Exercise prompt: Arrange the stretch of records from the line containing "Localize each UI" through the line containing "165, 197, 605]" as a numbered list, leaving out blank lines.

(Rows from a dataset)
* Start *

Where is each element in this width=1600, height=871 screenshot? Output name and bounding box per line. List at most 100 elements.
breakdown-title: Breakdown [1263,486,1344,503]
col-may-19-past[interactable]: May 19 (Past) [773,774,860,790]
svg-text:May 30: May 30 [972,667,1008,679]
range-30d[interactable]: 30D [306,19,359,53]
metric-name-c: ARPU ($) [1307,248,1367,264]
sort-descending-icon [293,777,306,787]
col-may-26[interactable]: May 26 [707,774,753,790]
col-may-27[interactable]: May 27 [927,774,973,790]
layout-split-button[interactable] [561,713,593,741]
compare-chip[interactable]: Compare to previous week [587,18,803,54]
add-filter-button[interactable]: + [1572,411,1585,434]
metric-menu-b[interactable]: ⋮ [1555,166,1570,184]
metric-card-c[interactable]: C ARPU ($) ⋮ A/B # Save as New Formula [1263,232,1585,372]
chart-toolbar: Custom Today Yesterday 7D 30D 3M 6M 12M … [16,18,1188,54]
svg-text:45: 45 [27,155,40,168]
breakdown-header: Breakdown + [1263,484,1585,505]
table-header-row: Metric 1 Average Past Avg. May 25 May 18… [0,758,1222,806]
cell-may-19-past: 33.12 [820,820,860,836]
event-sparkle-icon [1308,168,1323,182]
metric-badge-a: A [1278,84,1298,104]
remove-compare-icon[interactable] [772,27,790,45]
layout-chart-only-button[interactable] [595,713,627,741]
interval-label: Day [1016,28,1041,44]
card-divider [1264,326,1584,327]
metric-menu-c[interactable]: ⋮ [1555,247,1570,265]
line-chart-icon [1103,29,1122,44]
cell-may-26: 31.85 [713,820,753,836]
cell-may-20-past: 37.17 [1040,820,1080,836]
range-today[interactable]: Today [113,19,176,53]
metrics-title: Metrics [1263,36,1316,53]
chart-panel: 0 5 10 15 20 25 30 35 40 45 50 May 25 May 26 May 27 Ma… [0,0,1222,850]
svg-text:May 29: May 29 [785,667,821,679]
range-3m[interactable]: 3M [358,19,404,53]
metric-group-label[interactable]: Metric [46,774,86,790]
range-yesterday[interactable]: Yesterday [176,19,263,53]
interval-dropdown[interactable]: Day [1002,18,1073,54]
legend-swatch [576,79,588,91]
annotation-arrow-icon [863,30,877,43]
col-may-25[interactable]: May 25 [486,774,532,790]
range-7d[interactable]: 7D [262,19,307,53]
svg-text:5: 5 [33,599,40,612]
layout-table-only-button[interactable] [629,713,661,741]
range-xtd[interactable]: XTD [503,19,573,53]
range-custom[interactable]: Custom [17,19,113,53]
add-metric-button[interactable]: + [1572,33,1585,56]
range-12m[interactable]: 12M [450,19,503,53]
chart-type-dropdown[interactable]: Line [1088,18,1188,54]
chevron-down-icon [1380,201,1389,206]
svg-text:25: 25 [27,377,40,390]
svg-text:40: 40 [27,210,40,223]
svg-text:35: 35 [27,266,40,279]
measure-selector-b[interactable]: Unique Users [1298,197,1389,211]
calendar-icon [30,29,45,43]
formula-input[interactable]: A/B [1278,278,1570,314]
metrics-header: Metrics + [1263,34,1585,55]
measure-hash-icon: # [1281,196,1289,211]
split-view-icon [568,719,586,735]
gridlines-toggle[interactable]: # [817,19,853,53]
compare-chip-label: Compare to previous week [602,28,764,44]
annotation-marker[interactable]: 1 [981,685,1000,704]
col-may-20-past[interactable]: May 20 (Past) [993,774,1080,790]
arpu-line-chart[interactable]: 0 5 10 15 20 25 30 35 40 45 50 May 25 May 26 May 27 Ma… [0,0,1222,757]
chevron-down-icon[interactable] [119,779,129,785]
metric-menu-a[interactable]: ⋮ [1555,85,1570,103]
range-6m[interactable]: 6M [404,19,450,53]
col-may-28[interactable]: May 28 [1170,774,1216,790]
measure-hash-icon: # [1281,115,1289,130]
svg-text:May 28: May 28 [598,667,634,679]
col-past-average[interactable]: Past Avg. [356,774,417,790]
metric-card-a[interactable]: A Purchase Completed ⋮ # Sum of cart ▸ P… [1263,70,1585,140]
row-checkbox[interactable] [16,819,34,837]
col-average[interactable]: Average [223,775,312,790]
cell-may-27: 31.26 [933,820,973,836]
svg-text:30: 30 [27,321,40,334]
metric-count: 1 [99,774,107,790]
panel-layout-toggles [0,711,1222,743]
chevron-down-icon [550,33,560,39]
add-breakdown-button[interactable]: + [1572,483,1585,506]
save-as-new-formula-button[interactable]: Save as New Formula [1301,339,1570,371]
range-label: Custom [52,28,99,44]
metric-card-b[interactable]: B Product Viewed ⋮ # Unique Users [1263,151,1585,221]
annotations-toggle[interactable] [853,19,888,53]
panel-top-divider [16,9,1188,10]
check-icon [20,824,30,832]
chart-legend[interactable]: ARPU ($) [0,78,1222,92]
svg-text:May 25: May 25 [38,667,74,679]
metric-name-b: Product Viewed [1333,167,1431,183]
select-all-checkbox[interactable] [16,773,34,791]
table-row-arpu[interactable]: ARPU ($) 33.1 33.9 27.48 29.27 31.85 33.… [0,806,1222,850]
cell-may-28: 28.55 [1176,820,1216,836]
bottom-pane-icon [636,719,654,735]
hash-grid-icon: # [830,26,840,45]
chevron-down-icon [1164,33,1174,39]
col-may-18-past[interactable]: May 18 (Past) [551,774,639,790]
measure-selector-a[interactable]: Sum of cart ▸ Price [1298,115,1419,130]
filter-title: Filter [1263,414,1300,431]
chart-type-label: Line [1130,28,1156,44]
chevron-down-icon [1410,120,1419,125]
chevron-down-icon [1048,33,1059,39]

* End *
* Start *

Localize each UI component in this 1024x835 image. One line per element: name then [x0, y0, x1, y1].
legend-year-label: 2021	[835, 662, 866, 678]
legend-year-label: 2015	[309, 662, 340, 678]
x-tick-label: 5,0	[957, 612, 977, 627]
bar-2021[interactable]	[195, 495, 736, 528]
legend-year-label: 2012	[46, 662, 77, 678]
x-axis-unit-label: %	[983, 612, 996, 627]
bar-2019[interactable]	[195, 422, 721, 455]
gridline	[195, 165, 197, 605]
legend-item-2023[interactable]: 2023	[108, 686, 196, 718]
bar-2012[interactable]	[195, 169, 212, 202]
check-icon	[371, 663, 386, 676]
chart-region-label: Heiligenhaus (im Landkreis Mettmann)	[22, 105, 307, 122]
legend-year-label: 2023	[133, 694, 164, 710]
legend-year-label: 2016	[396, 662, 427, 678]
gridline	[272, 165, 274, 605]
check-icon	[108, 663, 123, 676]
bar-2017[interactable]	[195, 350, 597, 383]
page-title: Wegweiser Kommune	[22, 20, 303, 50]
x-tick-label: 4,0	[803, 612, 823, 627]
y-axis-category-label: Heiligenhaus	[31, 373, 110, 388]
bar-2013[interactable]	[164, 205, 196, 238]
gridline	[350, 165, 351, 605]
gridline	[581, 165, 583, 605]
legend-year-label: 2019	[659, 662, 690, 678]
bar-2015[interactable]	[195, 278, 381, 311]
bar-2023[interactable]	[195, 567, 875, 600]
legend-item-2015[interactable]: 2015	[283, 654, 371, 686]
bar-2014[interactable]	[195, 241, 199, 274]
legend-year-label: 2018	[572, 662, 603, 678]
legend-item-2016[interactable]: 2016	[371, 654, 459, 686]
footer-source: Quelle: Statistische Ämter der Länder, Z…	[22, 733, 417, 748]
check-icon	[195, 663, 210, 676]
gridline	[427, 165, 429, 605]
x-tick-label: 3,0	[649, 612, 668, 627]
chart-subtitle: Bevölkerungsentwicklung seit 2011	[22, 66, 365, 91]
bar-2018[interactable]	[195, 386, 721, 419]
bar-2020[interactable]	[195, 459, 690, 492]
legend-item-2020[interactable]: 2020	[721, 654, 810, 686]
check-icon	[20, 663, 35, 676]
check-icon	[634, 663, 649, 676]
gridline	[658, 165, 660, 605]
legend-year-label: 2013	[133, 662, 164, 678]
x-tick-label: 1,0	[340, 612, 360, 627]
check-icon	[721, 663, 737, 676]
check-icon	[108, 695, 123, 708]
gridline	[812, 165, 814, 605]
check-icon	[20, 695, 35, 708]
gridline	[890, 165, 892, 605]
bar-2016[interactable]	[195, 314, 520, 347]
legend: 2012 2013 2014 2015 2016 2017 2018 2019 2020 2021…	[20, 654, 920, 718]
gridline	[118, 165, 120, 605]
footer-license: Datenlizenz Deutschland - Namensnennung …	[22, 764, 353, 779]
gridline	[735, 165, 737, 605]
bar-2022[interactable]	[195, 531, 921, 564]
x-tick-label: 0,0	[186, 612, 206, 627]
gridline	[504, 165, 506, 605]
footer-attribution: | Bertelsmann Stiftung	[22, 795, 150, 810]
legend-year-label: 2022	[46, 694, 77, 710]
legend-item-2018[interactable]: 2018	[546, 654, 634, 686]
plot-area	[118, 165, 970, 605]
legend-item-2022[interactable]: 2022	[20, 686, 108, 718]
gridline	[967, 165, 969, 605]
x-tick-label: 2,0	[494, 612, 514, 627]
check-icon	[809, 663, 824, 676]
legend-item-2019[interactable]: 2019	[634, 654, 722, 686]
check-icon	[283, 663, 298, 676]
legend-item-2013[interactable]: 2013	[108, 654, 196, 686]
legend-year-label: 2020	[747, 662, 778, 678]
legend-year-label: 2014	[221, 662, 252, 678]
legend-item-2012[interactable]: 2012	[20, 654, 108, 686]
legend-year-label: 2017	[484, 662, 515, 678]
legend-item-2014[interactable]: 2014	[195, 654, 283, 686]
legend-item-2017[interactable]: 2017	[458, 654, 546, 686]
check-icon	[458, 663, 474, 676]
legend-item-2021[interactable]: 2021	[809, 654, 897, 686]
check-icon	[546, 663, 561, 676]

* End *

Exercise answer:
1. Localize each UI component in this 1024x835 image. One line per element: name then [x0, y0, x1, y1].
2. legend-year-label: 2021	[835, 662, 866, 678]
3. legend-year-label: 2015	[309, 662, 340, 678]
4. x-tick-label: 5,0	[957, 612, 977, 627]
5. bar-2021[interactable]	[195, 495, 736, 528]
6. legend-year-label: 2012	[46, 662, 77, 678]
7. x-axis-unit-label: %	[983, 612, 996, 627]
8. bar-2019[interactable]	[195, 422, 721, 455]
9. gridline	[195, 165, 197, 605]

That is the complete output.